* [MATÉRIEL D'EXERCICE]
______
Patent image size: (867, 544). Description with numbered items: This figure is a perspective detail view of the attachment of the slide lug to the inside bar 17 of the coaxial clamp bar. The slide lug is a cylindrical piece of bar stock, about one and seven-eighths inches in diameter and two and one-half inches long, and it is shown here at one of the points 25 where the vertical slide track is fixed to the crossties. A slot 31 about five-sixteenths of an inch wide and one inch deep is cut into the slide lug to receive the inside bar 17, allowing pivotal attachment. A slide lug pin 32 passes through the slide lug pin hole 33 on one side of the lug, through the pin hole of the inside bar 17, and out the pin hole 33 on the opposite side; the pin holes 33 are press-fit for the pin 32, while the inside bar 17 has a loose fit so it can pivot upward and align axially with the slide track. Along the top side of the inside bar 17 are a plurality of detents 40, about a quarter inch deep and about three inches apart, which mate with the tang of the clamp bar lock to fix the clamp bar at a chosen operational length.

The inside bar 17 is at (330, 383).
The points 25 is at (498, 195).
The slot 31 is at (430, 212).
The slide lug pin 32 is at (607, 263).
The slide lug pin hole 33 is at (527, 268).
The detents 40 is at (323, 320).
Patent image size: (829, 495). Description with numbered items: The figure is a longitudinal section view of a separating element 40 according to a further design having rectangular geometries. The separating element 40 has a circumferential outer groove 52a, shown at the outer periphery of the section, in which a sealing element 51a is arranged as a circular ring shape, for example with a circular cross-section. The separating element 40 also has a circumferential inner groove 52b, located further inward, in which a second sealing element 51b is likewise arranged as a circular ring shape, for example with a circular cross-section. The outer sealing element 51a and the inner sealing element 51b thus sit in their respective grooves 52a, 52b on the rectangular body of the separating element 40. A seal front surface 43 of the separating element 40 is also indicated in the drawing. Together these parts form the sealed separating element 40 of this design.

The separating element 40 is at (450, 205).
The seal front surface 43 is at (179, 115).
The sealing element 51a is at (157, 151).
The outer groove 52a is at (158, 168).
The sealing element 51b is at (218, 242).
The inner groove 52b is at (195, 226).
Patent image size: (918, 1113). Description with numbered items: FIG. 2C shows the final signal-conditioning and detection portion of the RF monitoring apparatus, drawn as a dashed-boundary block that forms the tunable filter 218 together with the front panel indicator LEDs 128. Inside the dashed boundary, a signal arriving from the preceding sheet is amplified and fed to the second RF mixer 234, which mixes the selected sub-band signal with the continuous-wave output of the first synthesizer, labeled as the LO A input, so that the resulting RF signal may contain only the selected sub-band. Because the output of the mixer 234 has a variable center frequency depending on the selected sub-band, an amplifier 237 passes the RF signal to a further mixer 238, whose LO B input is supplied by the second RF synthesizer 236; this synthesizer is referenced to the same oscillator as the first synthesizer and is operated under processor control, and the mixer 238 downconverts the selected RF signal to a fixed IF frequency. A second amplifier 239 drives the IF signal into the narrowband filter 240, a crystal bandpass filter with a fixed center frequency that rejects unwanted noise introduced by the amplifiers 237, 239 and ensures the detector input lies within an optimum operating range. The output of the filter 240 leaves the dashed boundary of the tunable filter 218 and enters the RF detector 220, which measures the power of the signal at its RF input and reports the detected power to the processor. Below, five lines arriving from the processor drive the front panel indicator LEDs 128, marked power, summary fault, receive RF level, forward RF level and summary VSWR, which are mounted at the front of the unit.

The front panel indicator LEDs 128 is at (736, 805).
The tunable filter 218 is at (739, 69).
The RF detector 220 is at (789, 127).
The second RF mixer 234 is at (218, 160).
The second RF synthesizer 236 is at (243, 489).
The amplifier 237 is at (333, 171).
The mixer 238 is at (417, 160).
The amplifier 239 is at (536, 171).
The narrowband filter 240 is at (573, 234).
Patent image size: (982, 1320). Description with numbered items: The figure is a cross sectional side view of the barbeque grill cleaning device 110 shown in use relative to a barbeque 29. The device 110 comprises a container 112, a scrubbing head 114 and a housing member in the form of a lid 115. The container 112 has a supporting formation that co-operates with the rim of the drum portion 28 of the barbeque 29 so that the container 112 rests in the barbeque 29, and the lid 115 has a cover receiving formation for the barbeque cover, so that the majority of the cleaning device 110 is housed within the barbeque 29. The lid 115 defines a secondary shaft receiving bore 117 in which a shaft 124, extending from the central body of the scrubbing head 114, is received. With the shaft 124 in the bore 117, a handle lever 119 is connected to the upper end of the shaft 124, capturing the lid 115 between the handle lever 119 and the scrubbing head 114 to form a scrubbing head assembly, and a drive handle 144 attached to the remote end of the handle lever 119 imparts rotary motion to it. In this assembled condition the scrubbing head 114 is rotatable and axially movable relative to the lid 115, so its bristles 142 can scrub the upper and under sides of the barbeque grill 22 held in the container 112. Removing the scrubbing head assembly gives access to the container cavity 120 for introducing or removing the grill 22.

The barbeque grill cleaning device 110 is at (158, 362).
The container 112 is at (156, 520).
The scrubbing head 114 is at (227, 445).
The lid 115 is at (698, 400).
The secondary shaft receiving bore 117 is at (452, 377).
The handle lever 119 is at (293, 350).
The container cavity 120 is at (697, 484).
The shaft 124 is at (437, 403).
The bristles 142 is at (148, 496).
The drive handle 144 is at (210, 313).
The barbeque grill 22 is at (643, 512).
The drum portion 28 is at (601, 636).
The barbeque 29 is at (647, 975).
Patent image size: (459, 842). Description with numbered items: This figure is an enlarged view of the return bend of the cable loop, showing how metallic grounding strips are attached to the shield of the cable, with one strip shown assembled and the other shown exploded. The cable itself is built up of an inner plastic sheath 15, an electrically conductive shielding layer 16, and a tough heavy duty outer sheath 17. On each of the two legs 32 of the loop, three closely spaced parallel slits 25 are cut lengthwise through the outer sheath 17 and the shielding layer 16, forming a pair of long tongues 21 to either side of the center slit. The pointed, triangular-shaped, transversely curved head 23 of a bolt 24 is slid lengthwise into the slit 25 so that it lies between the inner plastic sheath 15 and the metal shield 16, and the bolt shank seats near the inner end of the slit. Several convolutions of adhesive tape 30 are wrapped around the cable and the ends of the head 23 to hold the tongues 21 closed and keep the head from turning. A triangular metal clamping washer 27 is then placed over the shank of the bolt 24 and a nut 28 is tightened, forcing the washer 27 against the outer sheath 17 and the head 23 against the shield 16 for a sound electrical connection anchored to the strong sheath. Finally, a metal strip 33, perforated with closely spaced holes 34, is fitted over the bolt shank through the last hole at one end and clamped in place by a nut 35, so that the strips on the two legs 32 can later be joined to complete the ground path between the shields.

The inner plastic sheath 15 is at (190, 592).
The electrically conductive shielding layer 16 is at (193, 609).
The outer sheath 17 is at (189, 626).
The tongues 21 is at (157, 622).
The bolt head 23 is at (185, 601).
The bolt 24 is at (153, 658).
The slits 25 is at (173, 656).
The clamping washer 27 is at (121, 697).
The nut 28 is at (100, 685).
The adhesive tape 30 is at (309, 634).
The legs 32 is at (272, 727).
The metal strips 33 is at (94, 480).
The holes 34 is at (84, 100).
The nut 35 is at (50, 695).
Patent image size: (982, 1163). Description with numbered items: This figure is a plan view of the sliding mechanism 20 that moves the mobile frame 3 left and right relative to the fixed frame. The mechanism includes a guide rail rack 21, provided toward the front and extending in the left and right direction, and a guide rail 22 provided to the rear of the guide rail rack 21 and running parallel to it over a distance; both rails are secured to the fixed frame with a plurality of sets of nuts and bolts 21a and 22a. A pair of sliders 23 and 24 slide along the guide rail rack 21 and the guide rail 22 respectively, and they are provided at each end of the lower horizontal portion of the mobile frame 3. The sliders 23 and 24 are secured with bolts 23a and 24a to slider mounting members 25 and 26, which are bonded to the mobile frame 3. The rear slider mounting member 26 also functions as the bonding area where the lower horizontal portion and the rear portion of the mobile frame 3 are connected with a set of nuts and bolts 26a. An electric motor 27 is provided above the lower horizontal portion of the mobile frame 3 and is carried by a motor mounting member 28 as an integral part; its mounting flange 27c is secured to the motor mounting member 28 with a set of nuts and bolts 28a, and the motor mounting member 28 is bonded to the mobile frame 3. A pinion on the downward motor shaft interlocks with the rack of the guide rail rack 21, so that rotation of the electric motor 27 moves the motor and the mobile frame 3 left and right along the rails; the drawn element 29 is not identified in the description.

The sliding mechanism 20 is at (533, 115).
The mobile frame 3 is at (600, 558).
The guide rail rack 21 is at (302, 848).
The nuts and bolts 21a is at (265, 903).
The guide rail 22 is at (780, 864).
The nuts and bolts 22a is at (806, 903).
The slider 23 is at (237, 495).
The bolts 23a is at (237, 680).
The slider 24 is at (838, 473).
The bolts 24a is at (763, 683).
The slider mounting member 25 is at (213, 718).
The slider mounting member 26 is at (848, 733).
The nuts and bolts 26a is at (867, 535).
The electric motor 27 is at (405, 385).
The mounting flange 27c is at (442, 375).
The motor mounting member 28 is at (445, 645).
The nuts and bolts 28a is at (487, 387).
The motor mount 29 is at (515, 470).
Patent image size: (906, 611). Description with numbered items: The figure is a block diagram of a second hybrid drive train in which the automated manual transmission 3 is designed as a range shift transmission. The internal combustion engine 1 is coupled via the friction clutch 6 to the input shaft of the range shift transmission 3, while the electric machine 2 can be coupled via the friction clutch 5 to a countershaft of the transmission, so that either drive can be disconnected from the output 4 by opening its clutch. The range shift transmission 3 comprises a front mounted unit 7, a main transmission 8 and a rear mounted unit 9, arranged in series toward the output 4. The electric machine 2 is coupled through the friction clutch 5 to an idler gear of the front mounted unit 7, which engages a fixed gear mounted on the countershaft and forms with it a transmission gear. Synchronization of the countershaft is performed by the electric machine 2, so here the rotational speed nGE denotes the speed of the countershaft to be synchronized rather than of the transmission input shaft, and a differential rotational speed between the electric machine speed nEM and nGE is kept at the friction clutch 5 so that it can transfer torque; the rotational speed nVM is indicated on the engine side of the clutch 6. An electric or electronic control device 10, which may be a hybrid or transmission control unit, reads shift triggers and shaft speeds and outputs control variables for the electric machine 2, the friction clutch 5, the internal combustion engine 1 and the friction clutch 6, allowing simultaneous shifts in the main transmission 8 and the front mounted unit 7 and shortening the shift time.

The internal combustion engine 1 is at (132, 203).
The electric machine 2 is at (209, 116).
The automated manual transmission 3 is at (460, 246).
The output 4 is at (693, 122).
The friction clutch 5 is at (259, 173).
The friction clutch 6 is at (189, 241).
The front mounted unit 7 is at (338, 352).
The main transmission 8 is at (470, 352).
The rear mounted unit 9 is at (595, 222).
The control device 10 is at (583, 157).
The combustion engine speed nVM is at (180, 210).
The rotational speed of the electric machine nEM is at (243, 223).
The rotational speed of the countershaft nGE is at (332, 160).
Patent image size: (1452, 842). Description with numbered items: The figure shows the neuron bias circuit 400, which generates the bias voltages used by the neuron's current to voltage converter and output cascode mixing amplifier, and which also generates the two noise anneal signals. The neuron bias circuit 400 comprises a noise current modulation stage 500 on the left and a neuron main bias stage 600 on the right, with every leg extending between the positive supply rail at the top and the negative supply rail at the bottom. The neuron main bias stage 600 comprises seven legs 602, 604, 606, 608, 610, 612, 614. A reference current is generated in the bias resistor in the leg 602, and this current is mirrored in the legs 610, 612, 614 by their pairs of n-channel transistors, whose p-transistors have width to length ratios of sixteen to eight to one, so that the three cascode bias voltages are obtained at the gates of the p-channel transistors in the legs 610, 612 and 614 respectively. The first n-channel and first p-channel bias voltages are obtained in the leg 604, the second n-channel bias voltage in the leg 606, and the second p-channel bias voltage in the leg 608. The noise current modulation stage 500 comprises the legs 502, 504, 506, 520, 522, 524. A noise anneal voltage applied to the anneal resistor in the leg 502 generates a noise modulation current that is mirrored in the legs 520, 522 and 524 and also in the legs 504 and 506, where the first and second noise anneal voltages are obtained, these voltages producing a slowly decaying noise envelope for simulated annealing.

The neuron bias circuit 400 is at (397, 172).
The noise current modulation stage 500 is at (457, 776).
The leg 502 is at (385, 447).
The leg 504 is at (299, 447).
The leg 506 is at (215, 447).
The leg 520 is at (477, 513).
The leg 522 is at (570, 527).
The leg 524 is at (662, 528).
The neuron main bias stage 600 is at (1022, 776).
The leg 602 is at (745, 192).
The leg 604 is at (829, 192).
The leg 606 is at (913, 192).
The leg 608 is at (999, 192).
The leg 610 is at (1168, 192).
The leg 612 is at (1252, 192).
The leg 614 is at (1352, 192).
______
* [OBJECTIF]
Mettez à jour les données depuis leur début jusqu'à la ligne contenant « The detents 40 is at (323, 320). » incluse, en remplaçant « perspective » par « enlarged » et en laissant tout le reste inchangé.

* [EXERCICE TERMINÉ]
Patent image size: (867, 544). Description with numbered items: This figure is a enlarged detail view of the attachment of the slide lug to the inside bar 17 of the coaxial clamp bar. The slide lug is a cylindrical piece of bar stock, about one and seven-eighths inches in diameter and two and one-half inches long, and it is shown here at one of the points 25 where the vertical slide track is fixed to the crossties. A slot 31 about five-sixteenths of an inch wide and one inch deep is cut into the slide lug to receive the inside bar 17, allowing pivotal attachment. A slide lug pin 32 passes through the slide lug pin hole 33 on one side of the lug, through the pin hole of the inside bar 17, and out the pin hole 33 on the opposite side; the pin holes 33 are press-fit for the pin 32, while the inside bar 17 has a loose fit so it can pivot upward and align axially with the slide track. Along the top side of the inside bar 17 are a plurality of detents 40, about a quarter inch deep and about three inches apart, which mate with the tang of the clamp bar lock to fix the clamp bar at a chosen operational length.

The inside bar 17 is at (330, 383).
The points 25 is at (498, 195).
The slot 31 is at (430, 212).
The slide lug pin 32 is at (607, 263).
The slide lug pin hole 33 is at (527, 268).
The detents 40 is at (323, 320).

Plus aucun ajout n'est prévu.